# START OF Data

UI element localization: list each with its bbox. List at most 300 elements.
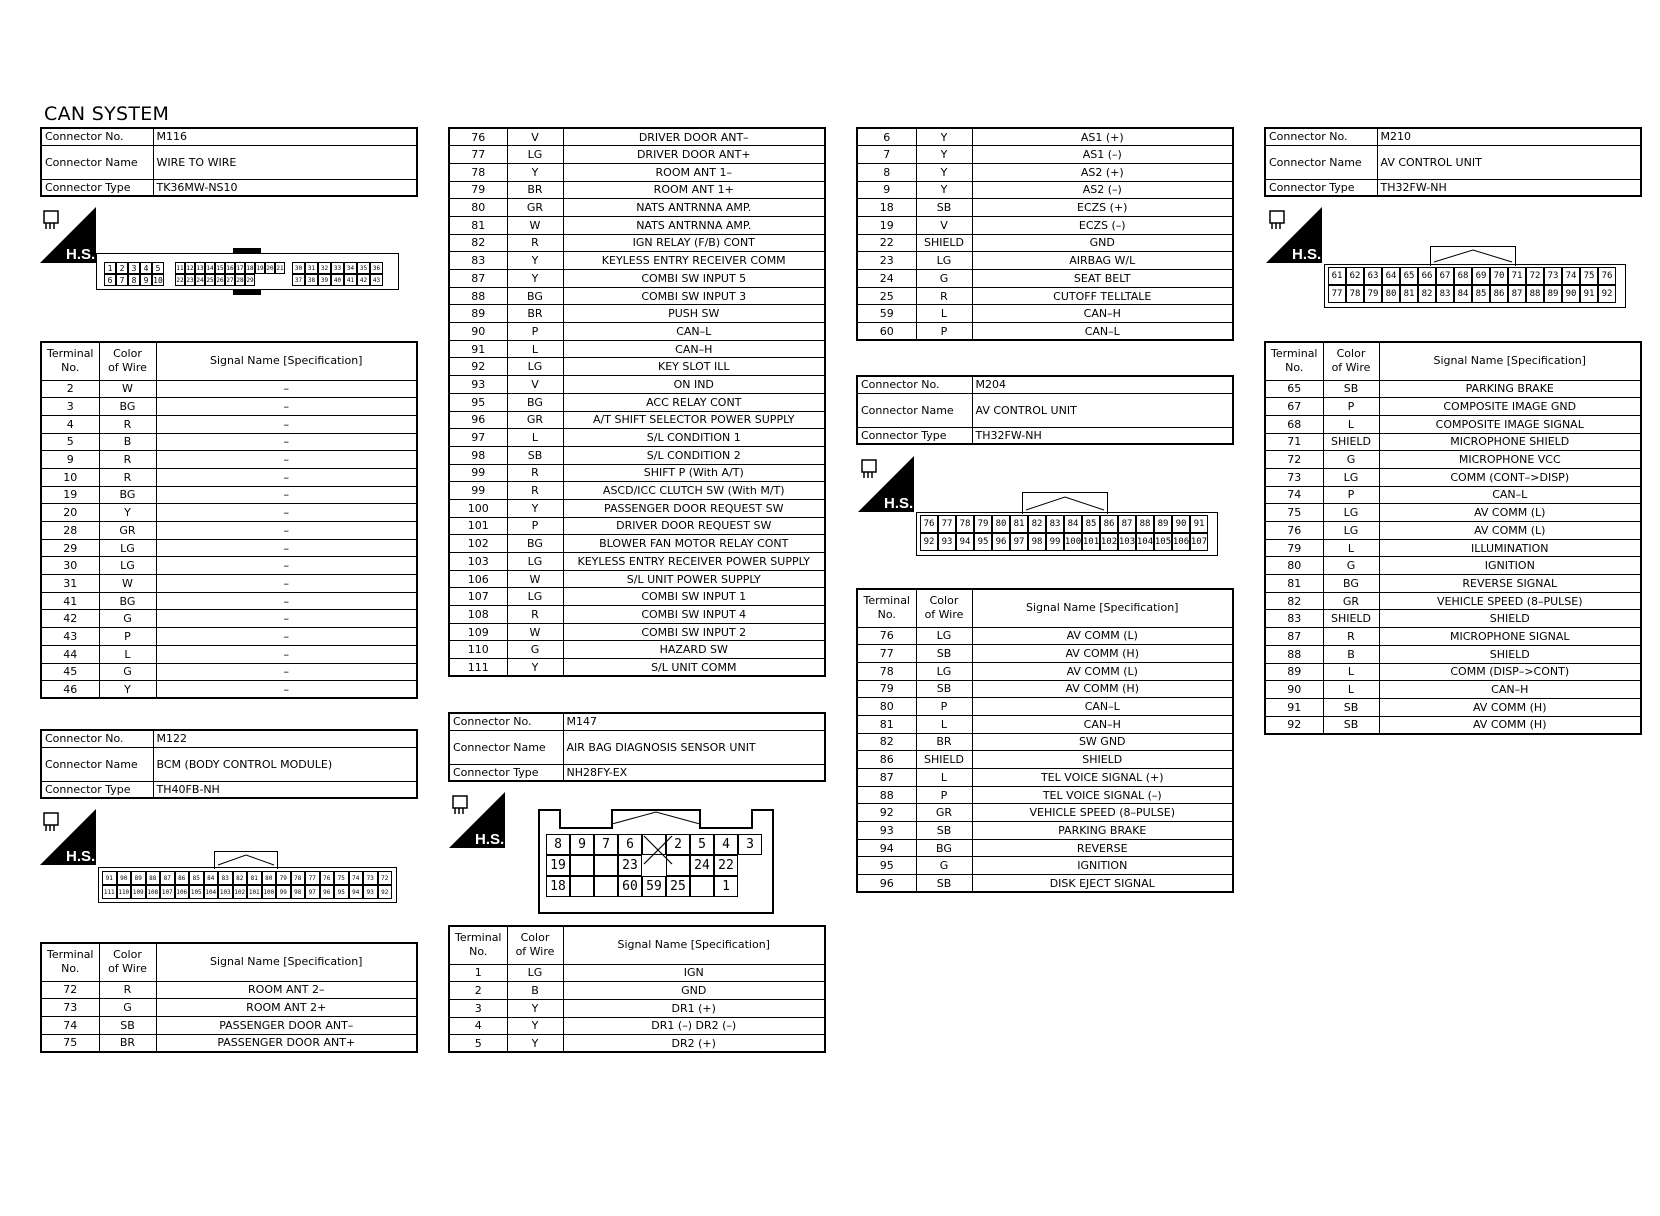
wire-color-cell: Y	[99, 504, 156, 522]
wire-color-cell: SB	[1323, 380, 1379, 398]
terminal-no-cell: 92	[1265, 716, 1323, 734]
connector-pin: 83	[218, 871, 233, 885]
connector-pin: 1	[104, 262, 116, 274]
connector-face-m122	[98, 851, 397, 903]
connector-pin: 106	[1172, 533, 1190, 551]
table-row	[1265, 610, 1641, 628]
connector-pin: 100	[1064, 533, 1082, 551]
terminal-no-cell: 74	[1265, 486, 1323, 504]
signal-name-cell: GND	[563, 982, 825, 1000]
table-row	[857, 733, 1233, 751]
connector-pin: 75	[334, 871, 349, 885]
connector-pin: 93	[938, 533, 956, 551]
wire-color-cell: L	[1323, 415, 1379, 433]
connector-pin: 30	[292, 262, 305, 274]
connector-pin: 2	[116, 262, 128, 274]
connector-pin: 76	[1598, 267, 1616, 285]
terminal-no-cell: 29	[41, 539, 99, 557]
table-row	[41, 557, 417, 575]
connector-pin: 96	[992, 533, 1010, 551]
table-row	[449, 305, 825, 323]
signal-name-cell: PASSENGER DOOR ANT–	[156, 1016, 417, 1034]
signal-name-cell: IGN	[563, 964, 825, 982]
connector-pin: 79	[276, 871, 291, 885]
connector-pin: 29	[245, 274, 255, 286]
signal-name-cell: COMM (CONT–>DISP)	[1379, 468, 1641, 486]
table-row	[41, 539, 417, 557]
terminal-no-cell: 20	[41, 504, 99, 522]
connector-pin: 103	[1118, 533, 1136, 551]
wire-color-cell: BG	[99, 398, 156, 416]
signal-name-cell: CAN–H	[563, 340, 825, 358]
connector-pin: 34	[344, 262, 357, 274]
table-row	[41, 398, 417, 416]
signal-name-cell: S/L CONDITION 1	[563, 429, 825, 447]
hs-label: H.S.	[475, 831, 505, 848]
connector-pin: 41	[344, 274, 357, 286]
connector-no-value: M122	[153, 730, 417, 747]
col-signal: Signal Name [Specification]	[972, 589, 1233, 627]
connector-pin: 80	[1382, 285, 1400, 303]
terminal-no-cell: 88	[449, 287, 507, 305]
terminal-no-cell: 44	[41, 645, 99, 663]
connector-pin: 6	[104, 274, 116, 286]
signal-name-cell: IGNITION	[972, 857, 1233, 875]
signal-name-cell: MICROPHONE SIGNAL	[1379, 628, 1641, 646]
connector-pin: 25	[666, 876, 690, 897]
terminal-no-cell: 103	[449, 553, 507, 571]
col-terminal: Terminal No.	[449, 926, 507, 964]
terminal-no-cell: 2	[41, 380, 99, 398]
connector-pin: 111	[102, 885, 117, 899]
terminal-no-cell: 77	[449, 146, 507, 164]
wire-color-cell: W	[507, 216, 563, 234]
wire-color-cell: P	[1323, 486, 1379, 504]
table-row	[1265, 398, 1641, 416]
terminal-no-cell: 111	[449, 659, 507, 677]
signal-name-cell: AV COMM (H)	[972, 680, 1233, 698]
wire-color-cell: L	[99, 645, 156, 663]
wire-color-cell: LG	[507, 553, 563, 571]
terminal-no-cell: 72	[41, 981, 99, 999]
table-row	[41, 522, 417, 540]
terminal-no-cell: 43	[41, 628, 99, 646]
terminal-no-cell: 76	[857, 627, 916, 645]
signal-name-cell: DISK EJECT SIGNAL	[972, 875, 1233, 893]
connector-pin: 86	[1490, 285, 1508, 303]
wire-color-cell: G	[99, 999, 156, 1017]
signal-name-cell: –	[156, 539, 417, 557]
table-row	[1265, 663, 1641, 681]
connector-pin: 1	[714, 876, 738, 897]
signal-name-cell: –	[156, 504, 417, 522]
table-row	[449, 641, 825, 659]
wire-color-cell: G	[507, 641, 563, 659]
wire-color-cell: SB	[916, 822, 972, 840]
table-row	[1265, 468, 1641, 486]
wire-color-cell: SB	[99, 1016, 156, 1034]
terminal-no-cell: 107	[449, 588, 507, 606]
wire-color-cell: W	[507, 570, 563, 588]
label-connector-name: Connector Name	[449, 730, 563, 764]
connector-pin: 42	[357, 274, 370, 286]
wire-color-cell: Y	[916, 128, 972, 146]
connector-pin: 82	[233, 871, 248, 885]
table-row	[449, 1017, 825, 1035]
table-row	[449, 393, 825, 411]
table-row	[449, 128, 825, 146]
signal-name-cell: AS1 (+)	[972, 128, 1233, 146]
connector-pin: 98	[1028, 533, 1046, 551]
connector-type-value: TH40FB-NH	[153, 781, 417, 798]
signal-name-cell: AV COMM (L)	[1379, 504, 1641, 522]
terminal-no-cell: 82	[857, 733, 916, 751]
connector-pin: 7	[116, 274, 128, 286]
terminal-no-cell: 68	[1265, 415, 1323, 433]
table-row	[857, 680, 1233, 698]
connector-info-m210	[1264, 127, 1642, 197]
table-row	[449, 570, 825, 588]
signal-name-cell: AV COMM (L)	[972, 662, 1233, 680]
table-row	[41, 610, 417, 628]
signal-name-cell: CAN–H	[1379, 681, 1641, 699]
page-title: CAN SYSTEM	[44, 103, 170, 125]
table-row	[857, 857, 1233, 875]
wire-color-cell: R	[99, 415, 156, 433]
connector-pin: 77	[1328, 285, 1346, 303]
connector-pin: 5	[152, 262, 164, 274]
connector-pin: 87	[160, 871, 175, 885]
terminal-no-cell: 89	[449, 305, 507, 323]
wire-color-cell: LG	[916, 627, 972, 645]
label-connector-type: Connector Type	[41, 781, 153, 798]
connector-pin: 80	[992, 515, 1010, 533]
connector-pin: 90	[117, 871, 132, 885]
signal-name-cell: SHIFT P (With A/T)	[563, 464, 825, 482]
terminal-no-cell: 90	[449, 323, 507, 341]
wire-color-cell: LG	[1323, 504, 1379, 522]
connector-pin: 37	[292, 274, 305, 286]
wire-color-cell: LG	[1323, 522, 1379, 540]
signal-name-cell: ROOM ANT 1+	[563, 181, 825, 199]
terminal-no-cell: 65	[1265, 380, 1323, 398]
signal-name-cell: AV COMM (H)	[1379, 716, 1641, 734]
connector-pin	[594, 855, 618, 876]
wire-color-cell: SB	[1323, 716, 1379, 734]
short-bar-icon	[638, 834, 686, 876]
table-row	[449, 1035, 825, 1053]
terminal-no-cell: 8	[857, 163, 916, 181]
connector-pin	[570, 876, 594, 897]
connector-pin: 14	[205, 262, 215, 274]
connector-pin	[594, 876, 618, 897]
table-row	[449, 146, 825, 164]
terminal-no-cell: 73	[41, 999, 99, 1017]
signal-name-cell: ECZS (–)	[972, 216, 1233, 234]
signal-name-cell: –	[156, 681, 417, 699]
wire-color-cell: SB	[916, 199, 972, 217]
connector-pin: 23	[618, 855, 642, 876]
terminal-no-cell: 10	[41, 468, 99, 486]
terminal-no-cell: 79	[857, 680, 916, 698]
terminal-no-cell: 59	[857, 305, 916, 323]
connector-pin: 87	[1508, 285, 1526, 303]
terminal-no-cell: 95	[449, 393, 507, 411]
terminal-no-cell: 100	[449, 499, 507, 517]
wire-color-cell: LG	[507, 588, 563, 606]
terminal-no-cell: 81	[1265, 575, 1323, 593]
connector-pin: 68	[1454, 267, 1472, 285]
signal-name-cell: VEHICLE SPEED (8–PULSE)	[1379, 592, 1641, 610]
table-row	[1265, 645, 1641, 663]
label-connector-no: Connector No.	[857, 376, 972, 393]
col-terminal: Terminal No.	[1265, 342, 1323, 380]
connector-pin: 92	[1598, 285, 1616, 303]
wire-color-cell: LG	[507, 964, 563, 982]
table-row	[41, 999, 417, 1017]
signal-name-cell: DRIVER DOOR ANT+	[563, 146, 825, 164]
connector-pin: 101	[247, 885, 262, 899]
connector-pin: 38	[305, 274, 318, 286]
terminal-no-cell: 5	[41, 433, 99, 451]
terminal-no-cell: 82	[1265, 592, 1323, 610]
table-row	[449, 376, 825, 394]
connector-pin: 17	[235, 262, 245, 274]
table-row	[449, 588, 825, 606]
signal-name-cell: –	[156, 380, 417, 398]
table-row	[449, 252, 825, 270]
signal-name-cell: –	[156, 451, 417, 469]
connector-pin: 82	[1418, 285, 1436, 303]
wire-color-cell: SB	[507, 446, 563, 464]
terminal-no-cell: 75	[41, 1034, 99, 1052]
connector-pin: 10	[153, 275, 163, 285]
connector-pin: 85	[189, 871, 204, 885]
signal-name-cell: CAN–L	[972, 323, 1233, 341]
terminal-no-cell: 80	[449, 199, 507, 217]
signal-name-cell: –	[156, 575, 417, 593]
signal-name-cell: COMBI SW INPUT 4	[563, 606, 825, 624]
table-row	[857, 645, 1233, 663]
signal-name-cell: ROOM ANT 1–	[563, 163, 825, 181]
connector-pin: 100	[262, 885, 277, 899]
signal-name-cell: ROOM ANT 2–	[156, 981, 417, 999]
table-row	[1265, 451, 1641, 469]
connector-pin: 86	[1100, 515, 1118, 533]
connector-pin: 97	[1010, 533, 1028, 551]
signal-name-cell: KEYLESS ENTRY RECEIVER COMM	[563, 252, 825, 270]
table-row	[1265, 380, 1641, 398]
connector-pin: 78	[956, 515, 974, 533]
wire-color-cell: Y	[507, 252, 563, 270]
terminal-no-cell: 4	[449, 1017, 507, 1035]
connector-pin: 98	[291, 885, 306, 899]
terminal-no-cell: 60	[857, 323, 916, 341]
terminal-no-cell: 77	[857, 645, 916, 663]
hs-badge-icon	[1266, 207, 1322, 263]
table-row	[41, 663, 417, 681]
wire-color-cell: LG	[99, 557, 156, 575]
signal-name-cell: CAN–L	[563, 323, 825, 341]
connector-face-m204	[916, 492, 1218, 556]
table-row	[1265, 539, 1641, 557]
wire-color-cell: Y	[507, 659, 563, 677]
wire-color-cell: R	[507, 234, 563, 252]
terminal-no-cell: 87	[857, 769, 916, 787]
terminal-no-cell: 81	[857, 715, 916, 733]
terminal-no-cell: 2	[449, 982, 507, 1000]
connector-pin: 84	[1454, 285, 1472, 303]
wire-color-cell: Y	[507, 499, 563, 517]
terminal-table-m147	[448, 925, 826, 1053]
terminal-no-cell: 42	[41, 610, 99, 628]
signal-name-cell: GND	[972, 234, 1233, 252]
table-row	[857, 199, 1233, 217]
terminal-no-cell: 95	[857, 857, 916, 875]
signal-name-cell: CUTOFF TELLTALE	[972, 287, 1233, 305]
signal-name-cell: CAN–L	[972, 698, 1233, 716]
table-row	[41, 592, 417, 610]
table-row	[857, 305, 1233, 323]
wire-color-cell: BR	[916, 733, 972, 751]
connector-type-value: TH32FW-NH	[972, 427, 1233, 444]
table-row	[449, 163, 825, 181]
wire-color-cell: P	[99, 628, 156, 646]
terminal-no-cell: 87	[449, 270, 507, 288]
col-signal: Signal Name [Specification]	[156, 943, 417, 981]
wire-color-cell: R	[916, 287, 972, 305]
table-row	[857, 662, 1233, 680]
signal-name-cell: AV COMM (H)	[1379, 698, 1641, 716]
connector-pin: 28	[235, 274, 245, 286]
terminal-no-cell: 25	[857, 287, 916, 305]
wire-color-cell: Y	[507, 1017, 563, 1035]
connector-pin: 77	[305, 871, 320, 885]
connector-pin: 84	[1064, 515, 1082, 533]
signal-name-cell: PASSENGER DOOR ANT+	[156, 1034, 417, 1052]
wire-color-cell: Y	[916, 163, 972, 181]
signal-name-cell: REVERSE	[972, 839, 1233, 857]
signal-name-cell: COMBI SW INPUT 1	[563, 588, 825, 606]
wire-color-cell: P	[916, 323, 972, 341]
signal-name-cell: PARKING BRAKE	[1379, 380, 1641, 398]
wire-color-cell: SB	[916, 875, 972, 893]
wire-color-cell: R	[99, 981, 156, 999]
hs-label: H.S.	[1292, 246, 1322, 263]
wire-color-cell: GR	[916, 804, 972, 822]
signal-name-cell: HAZARD SW	[563, 641, 825, 659]
connector-pin: 60	[618, 876, 642, 897]
connector-pin: 24	[690, 855, 714, 876]
connector-pin: 8	[546, 834, 570, 855]
connector-pin: 107	[160, 885, 175, 899]
wire-color-cell: G	[916, 857, 972, 875]
wire-color-cell: G	[99, 663, 156, 681]
connector-pin: 91	[1190, 515, 1208, 533]
terminal-no-cell: 94	[857, 839, 916, 857]
signal-name-cell: ASCD/ICC CLUTCH SW (With M/T)	[563, 482, 825, 500]
table-row	[41, 433, 417, 451]
connector-pin: 59	[642, 876, 666, 897]
wire-color-cell: B	[507, 982, 563, 1000]
terminal-no-cell: 7	[857, 146, 916, 164]
terminal-no-cell: 5	[449, 1035, 507, 1053]
connector-pin: 3	[738, 834, 762, 855]
table-row	[449, 287, 825, 305]
wire-color-cell: BR	[99, 1034, 156, 1052]
terminal-no-cell: 86	[857, 751, 916, 769]
connector-pin: 85	[1082, 515, 1100, 533]
signal-name-cell: PARKING BRAKE	[972, 822, 1233, 840]
signal-name-cell: COMPOSITE IMAGE SIGNAL	[1379, 415, 1641, 433]
wire-color-cell: BG	[507, 535, 563, 553]
wire-color-cell: Y	[99, 681, 156, 699]
wire-color-cell: LG	[99, 539, 156, 557]
terminal-no-cell: 80	[1265, 557, 1323, 575]
signal-name-cell: COMBI SW INPUT 3	[563, 287, 825, 305]
table-row	[449, 606, 825, 624]
wire-color-cell: R	[99, 468, 156, 486]
col-color: Color of Wire	[507, 926, 563, 964]
wire-color-cell: P	[1323, 398, 1379, 416]
wire-color-cell: GR	[1323, 592, 1379, 610]
wire-color-cell: LG	[916, 252, 972, 270]
terminal-no-cell: 93	[449, 376, 507, 394]
terminal-no-cell: 41	[41, 592, 99, 610]
connector-pin: 21	[275, 262, 285, 274]
connector-pin: 103	[218, 885, 233, 899]
table-row	[41, 486, 417, 504]
wire-color-cell: GR	[507, 411, 563, 429]
label-connector-name: Connector Name	[1265, 145, 1377, 179]
signal-name-cell: ACC RELAY CONT	[563, 393, 825, 411]
connector-pin: 76	[920, 515, 938, 533]
connector-pin: 67	[1436, 267, 1454, 285]
label-connector-type: Connector Type	[857, 427, 972, 444]
wire-color-cell: B	[1323, 645, 1379, 663]
connector-face-m210	[1324, 246, 1626, 308]
table-row	[1265, 504, 1641, 522]
wire-color-cell: BG	[99, 486, 156, 504]
connector-pin: 18	[245, 262, 255, 274]
terminal-table-m147-continued	[856, 127, 1234, 341]
connector-pin: 70	[1490, 267, 1508, 285]
connector-pin: 19	[255, 262, 265, 274]
connector-pin: 83	[1436, 285, 1454, 303]
signal-name-cell: AV COMM (L)	[1379, 522, 1641, 540]
connector-pin: 9	[140, 274, 152, 286]
signal-name-cell: SEAT BELT	[972, 270, 1233, 288]
connector-pin: 82	[1028, 515, 1046, 533]
connector-pin: 9	[570, 834, 594, 855]
table-row	[857, 146, 1233, 164]
terminal-no-cell: 81	[449, 216, 507, 234]
connector-type-value: TH32FW-NH	[1377, 179, 1641, 196]
wire-color-cell: L	[1323, 663, 1379, 681]
connector-pin: 81	[247, 871, 262, 885]
connector-pin: 27	[225, 274, 235, 286]
wire-color-cell: BG	[507, 287, 563, 305]
connector-pin: 102	[1100, 533, 1118, 551]
table-row	[449, 411, 825, 429]
wire-color-cell: R	[1323, 628, 1379, 646]
terminal-no-cell: 23	[857, 252, 916, 270]
connector-pin: 107	[1190, 533, 1208, 551]
connector-pin: 36	[370, 262, 383, 274]
table-row	[857, 252, 1233, 270]
table-row	[41, 645, 417, 663]
connector-pin: 85	[1472, 285, 1490, 303]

# END OF Data

▸ **Description of the task**
Please swap "table-row" for "grid-row" in the records, from the line with "504, 156, 522]" up to and including the line with "262, 128, 274]", and give only those lines with nothing else changed.

▸ **Output below**
wire-color-cell: Y	[99, 504, 156, 522]
wire-color-cell: SB	[1323, 380, 1379, 398]
terminal-no-cell: 92	[1265, 716, 1323, 734]
connector-pin: 83	[218, 871, 233, 885]
connector-pin: 1	[104, 262, 116, 274]
connector-face-m122	[98, 851, 397, 903]
connector-pin: 106	[1172, 533, 1190, 551]
grid-row	[1265, 610, 1641, 628]
connector-pin: 100	[1064, 533, 1082, 551]
terminal-no-cell: 74	[1265, 486, 1323, 504]
signal-name-cell: GND	[563, 982, 825, 1000]
grid-row	[857, 733, 1233, 751]
connector-pin: 75	[334, 871, 349, 885]
connector-pin: 93	[938, 533, 956, 551]
wire-color-cell: L	[1323, 415, 1379, 433]
connector-pin: 30	[292, 262, 305, 274]
connector-pin: 2	[116, 262, 128, 274]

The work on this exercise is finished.